Records to use
____________________

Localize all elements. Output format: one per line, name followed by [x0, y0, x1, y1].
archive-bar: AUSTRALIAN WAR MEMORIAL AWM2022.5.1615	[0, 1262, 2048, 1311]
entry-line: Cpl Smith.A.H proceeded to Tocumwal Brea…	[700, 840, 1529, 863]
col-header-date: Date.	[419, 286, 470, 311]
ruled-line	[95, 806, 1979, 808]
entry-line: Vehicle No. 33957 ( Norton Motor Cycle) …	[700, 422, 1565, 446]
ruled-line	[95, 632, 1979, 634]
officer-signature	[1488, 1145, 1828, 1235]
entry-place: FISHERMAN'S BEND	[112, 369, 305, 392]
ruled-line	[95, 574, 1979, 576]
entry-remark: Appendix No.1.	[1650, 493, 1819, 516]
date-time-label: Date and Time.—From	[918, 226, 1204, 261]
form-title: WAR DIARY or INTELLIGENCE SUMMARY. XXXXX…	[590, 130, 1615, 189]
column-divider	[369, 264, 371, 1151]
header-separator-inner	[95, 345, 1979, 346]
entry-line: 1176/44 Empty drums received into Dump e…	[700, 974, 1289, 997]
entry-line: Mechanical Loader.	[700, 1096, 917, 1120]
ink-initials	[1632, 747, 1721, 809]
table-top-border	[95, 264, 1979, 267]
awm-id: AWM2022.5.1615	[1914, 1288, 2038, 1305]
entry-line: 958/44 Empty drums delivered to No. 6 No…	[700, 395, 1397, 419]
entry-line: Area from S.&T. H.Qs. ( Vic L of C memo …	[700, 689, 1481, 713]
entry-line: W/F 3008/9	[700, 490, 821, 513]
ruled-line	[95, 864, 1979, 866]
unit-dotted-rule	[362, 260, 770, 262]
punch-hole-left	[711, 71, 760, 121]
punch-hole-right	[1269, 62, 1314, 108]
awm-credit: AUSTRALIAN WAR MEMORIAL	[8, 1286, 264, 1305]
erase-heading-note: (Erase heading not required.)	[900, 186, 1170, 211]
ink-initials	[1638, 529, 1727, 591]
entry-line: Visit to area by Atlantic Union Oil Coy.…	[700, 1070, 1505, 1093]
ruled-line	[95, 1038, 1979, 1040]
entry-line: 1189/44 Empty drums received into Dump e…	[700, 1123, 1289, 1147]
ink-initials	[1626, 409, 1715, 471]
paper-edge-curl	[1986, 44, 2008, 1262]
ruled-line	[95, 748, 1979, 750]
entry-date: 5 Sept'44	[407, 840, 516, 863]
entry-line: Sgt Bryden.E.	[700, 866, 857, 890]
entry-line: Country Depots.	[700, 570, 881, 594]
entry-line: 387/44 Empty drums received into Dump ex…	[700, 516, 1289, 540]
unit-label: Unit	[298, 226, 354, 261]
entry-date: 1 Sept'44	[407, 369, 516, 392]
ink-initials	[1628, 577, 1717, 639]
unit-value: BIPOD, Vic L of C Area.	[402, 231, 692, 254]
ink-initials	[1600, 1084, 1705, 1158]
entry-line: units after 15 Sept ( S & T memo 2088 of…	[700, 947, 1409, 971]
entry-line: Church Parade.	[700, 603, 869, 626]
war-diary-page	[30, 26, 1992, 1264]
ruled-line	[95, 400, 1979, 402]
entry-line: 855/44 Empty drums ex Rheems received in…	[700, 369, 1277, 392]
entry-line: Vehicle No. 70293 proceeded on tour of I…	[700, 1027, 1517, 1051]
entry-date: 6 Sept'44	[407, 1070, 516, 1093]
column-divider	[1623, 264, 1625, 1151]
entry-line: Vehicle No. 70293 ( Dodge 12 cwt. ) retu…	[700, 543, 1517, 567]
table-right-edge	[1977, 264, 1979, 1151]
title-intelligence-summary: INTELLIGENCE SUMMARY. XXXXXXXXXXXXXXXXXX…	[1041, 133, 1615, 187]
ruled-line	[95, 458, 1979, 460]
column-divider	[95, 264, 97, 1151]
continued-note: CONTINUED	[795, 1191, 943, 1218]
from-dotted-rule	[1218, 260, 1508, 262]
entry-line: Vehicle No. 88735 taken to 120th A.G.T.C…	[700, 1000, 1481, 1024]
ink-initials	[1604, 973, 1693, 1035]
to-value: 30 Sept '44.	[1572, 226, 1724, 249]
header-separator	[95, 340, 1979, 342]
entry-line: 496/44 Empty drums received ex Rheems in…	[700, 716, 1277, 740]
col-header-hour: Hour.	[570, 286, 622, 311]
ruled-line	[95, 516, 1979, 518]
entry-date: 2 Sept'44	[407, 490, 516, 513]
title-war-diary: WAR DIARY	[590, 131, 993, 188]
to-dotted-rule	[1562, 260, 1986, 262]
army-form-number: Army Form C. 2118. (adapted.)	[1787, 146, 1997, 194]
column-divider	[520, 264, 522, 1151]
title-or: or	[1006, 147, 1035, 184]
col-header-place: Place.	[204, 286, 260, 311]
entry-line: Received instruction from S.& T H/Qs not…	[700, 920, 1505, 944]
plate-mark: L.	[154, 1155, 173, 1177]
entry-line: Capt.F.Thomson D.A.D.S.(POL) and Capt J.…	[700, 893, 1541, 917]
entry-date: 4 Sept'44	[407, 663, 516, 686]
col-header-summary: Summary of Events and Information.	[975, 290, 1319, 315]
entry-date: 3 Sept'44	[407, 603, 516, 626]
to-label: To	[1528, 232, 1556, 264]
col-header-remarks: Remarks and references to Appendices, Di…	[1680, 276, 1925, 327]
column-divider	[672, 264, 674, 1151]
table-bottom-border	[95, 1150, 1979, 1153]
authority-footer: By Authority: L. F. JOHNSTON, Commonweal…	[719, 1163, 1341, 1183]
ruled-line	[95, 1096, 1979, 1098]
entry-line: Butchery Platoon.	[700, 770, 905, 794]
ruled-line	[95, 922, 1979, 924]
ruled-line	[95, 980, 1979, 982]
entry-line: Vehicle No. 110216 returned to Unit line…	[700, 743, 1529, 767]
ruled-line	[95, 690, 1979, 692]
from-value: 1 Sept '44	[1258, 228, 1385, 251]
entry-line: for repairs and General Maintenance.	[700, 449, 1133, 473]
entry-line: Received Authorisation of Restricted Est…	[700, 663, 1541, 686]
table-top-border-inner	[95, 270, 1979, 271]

____________________

What the exercise asks
Write out all the items above again, putting "horizontal-rule" wherever "ruled-line" appears and keeping every other part of each line unchanged.

Response to this exercise
Localize all elements. Output format: one per line, name followed by [x0, y0, x1, y1].
archive-bar: AUSTRALIAN WAR MEMORIAL AWM2022.5.1615	[0, 1262, 2048, 1311]
entry-line: Cpl Smith.A.H proceeded to Tocumwal Brea…	[700, 840, 1529, 863]
col-header-date: Date.	[419, 286, 470, 311]
horizontal-rule	[95, 806, 1979, 808]
entry-line: Vehicle No. 33957 ( Norton Motor Cycle) …	[700, 422, 1565, 446]
horizontal-rule	[95, 632, 1979, 634]
officer-signature	[1488, 1145, 1828, 1235]
entry-place: FISHERMAN'S BEND	[112, 369, 305, 392]
horizontal-rule	[95, 574, 1979, 576]
entry-remark: Appendix No.1.	[1650, 493, 1819, 516]
date-time-label: Date and Time.—From	[918, 226, 1204, 261]
form-title: WAR DIARY or INTELLIGENCE SUMMARY. XXXXX…	[590, 130, 1615, 189]
column-divider	[369, 264, 371, 1151]
header-separator-inner	[95, 345, 1979, 346]
entry-line: 1176/44 Empty drums received into Dump e…	[700, 974, 1289, 997]
entry-line: Mechanical Loader.	[700, 1096, 917, 1120]
ink-initials	[1632, 747, 1721, 809]
table-top-border	[95, 264, 1979, 267]
awm-id: AWM2022.5.1615	[1914, 1288, 2038, 1305]
entry-line: 958/44 Empty drums delivered to No. 6 No…	[700, 395, 1397, 419]
entry-line: Area from S.&T. H.Qs. ( Vic L of C memo …	[700, 689, 1481, 713]
entry-line: W/F 3008/9	[700, 490, 821, 513]
horizontal-rule	[95, 864, 1979, 866]
unit-dotted-rule	[362, 260, 770, 262]
punch-hole-left	[711, 71, 760, 121]
punch-hole-right	[1269, 62, 1314, 108]
awm-credit: AUSTRALIAN WAR MEMORIAL	[8, 1286, 264, 1305]
erase-heading-note: (Erase heading not required.)	[900, 186, 1170, 211]
ink-initials	[1638, 529, 1727, 591]
entry-line: Visit to area by Atlantic Union Oil Coy.…	[700, 1070, 1505, 1093]
horizontal-rule	[95, 1038, 1979, 1040]
entry-line: 1189/44 Empty drums received into Dump e…	[700, 1123, 1289, 1147]
ink-initials	[1626, 409, 1715, 471]
paper-edge-curl	[1986, 44, 2008, 1262]
horizontal-rule	[95, 748, 1979, 750]
entry-date: 5 Sept'44	[407, 840, 516, 863]
entry-line: Sgt Bryden.E.	[700, 866, 857, 890]
entry-line: Country Depots.	[700, 570, 881, 594]
entry-line: 387/44 Empty drums received into Dump ex…	[700, 516, 1289, 540]
unit-label: Unit	[298, 226, 354, 261]
entry-date: 1 Sept'44	[407, 369, 516, 392]
ink-initials	[1628, 577, 1717, 639]
unit-value: BIPOD, Vic L of C Area.	[402, 231, 692, 254]
ink-initials	[1600, 1084, 1705, 1158]
entry-line: units after 15 Sept ( S & T memo 2088 of…	[700, 947, 1409, 971]
entry-line: Church Parade.	[700, 603, 869, 626]
war-diary-page	[30, 26, 1992, 1264]
horizontal-rule	[95, 400, 1979, 402]
entry-line: 855/44 Empty drums ex Rheems received in…	[700, 369, 1277, 392]
entry-line: Vehicle No. 70293 proceeded on tour of I…	[700, 1027, 1517, 1051]
entry-date: 6 Sept'44	[407, 1070, 516, 1093]
column-divider	[1623, 264, 1625, 1151]
entry-line: Vehicle No. 70293 ( Dodge 12 cwt. ) retu…	[700, 543, 1517, 567]
table-right-edge	[1977, 264, 1979, 1151]
title-intelligence-summary: INTELLIGENCE SUMMARY. XXXXXXXXXXXXXXXXXX…	[1041, 133, 1615, 187]
horizontal-rule	[95, 458, 1979, 460]
column-divider	[95, 264, 97, 1151]
continued-note: CONTINUED	[795, 1191, 943, 1218]
from-dotted-rule	[1218, 260, 1508, 262]
entry-line: Vehicle No. 88735 taken to 120th A.G.T.C…	[700, 1000, 1481, 1024]
ink-initials	[1604, 973, 1693, 1035]
to-value: 30 Sept '44.	[1572, 226, 1724, 249]
header-separator	[95, 340, 1979, 342]
entry-line: 496/44 Empty drums received ex Rheems in…	[700, 716, 1277, 740]
col-header-hour: Hour.	[570, 286, 622, 311]
horizontal-rule	[95, 516, 1979, 518]
entry-date: 2 Sept'44	[407, 490, 516, 513]
title-war-diary: WAR DIARY	[590, 131, 993, 188]
to-dotted-rule	[1562, 260, 1986, 262]
army-form-number: Army Form C. 2118. (adapted.)	[1787, 146, 1997, 194]
column-divider	[520, 264, 522, 1151]
title-or: or	[1006, 147, 1035, 184]
col-header-place: Place.	[204, 286, 260, 311]
entry-line: Received instruction from S.& T H/Qs not…	[700, 920, 1505, 944]
plate-mark: L.	[154, 1155, 173, 1177]
entry-line: Capt.F.Thomson D.A.D.S.(POL) and Capt J.…	[700, 893, 1541, 917]
entry-date: 4 Sept'44	[407, 663, 516, 686]
col-header-summary: Summary of Events and Information.	[975, 290, 1319, 315]
entry-date: 3 Sept'44	[407, 603, 516, 626]
to-label: To	[1528, 232, 1556, 264]
col-header-remarks: Remarks and references to Appendices, Di…	[1680, 276, 1925, 327]
column-divider	[672, 264, 674, 1151]
table-bottom-border	[95, 1150, 1979, 1153]
authority-footer: By Authority: L. F. JOHNSTON, Commonweal…	[719, 1163, 1341, 1183]
horizontal-rule	[95, 1096, 1979, 1098]
entry-line: Butchery Platoon.	[700, 770, 905, 794]
horizontal-rule	[95, 922, 1979, 924]
horizontal-rule	[95, 980, 1979, 982]
entry-line: Vehicle No. 110216 returned to Unit line…	[700, 743, 1529, 767]
horizontal-rule	[95, 690, 1979, 692]
from-value: 1 Sept '44	[1258, 228, 1385, 251]
entry-line: for repairs and General Maintenance.	[700, 449, 1133, 473]
entry-line: Received Authorisation of Restricted Est…	[700, 663, 1541, 686]
table-top-border-inner	[95, 270, 1979, 271]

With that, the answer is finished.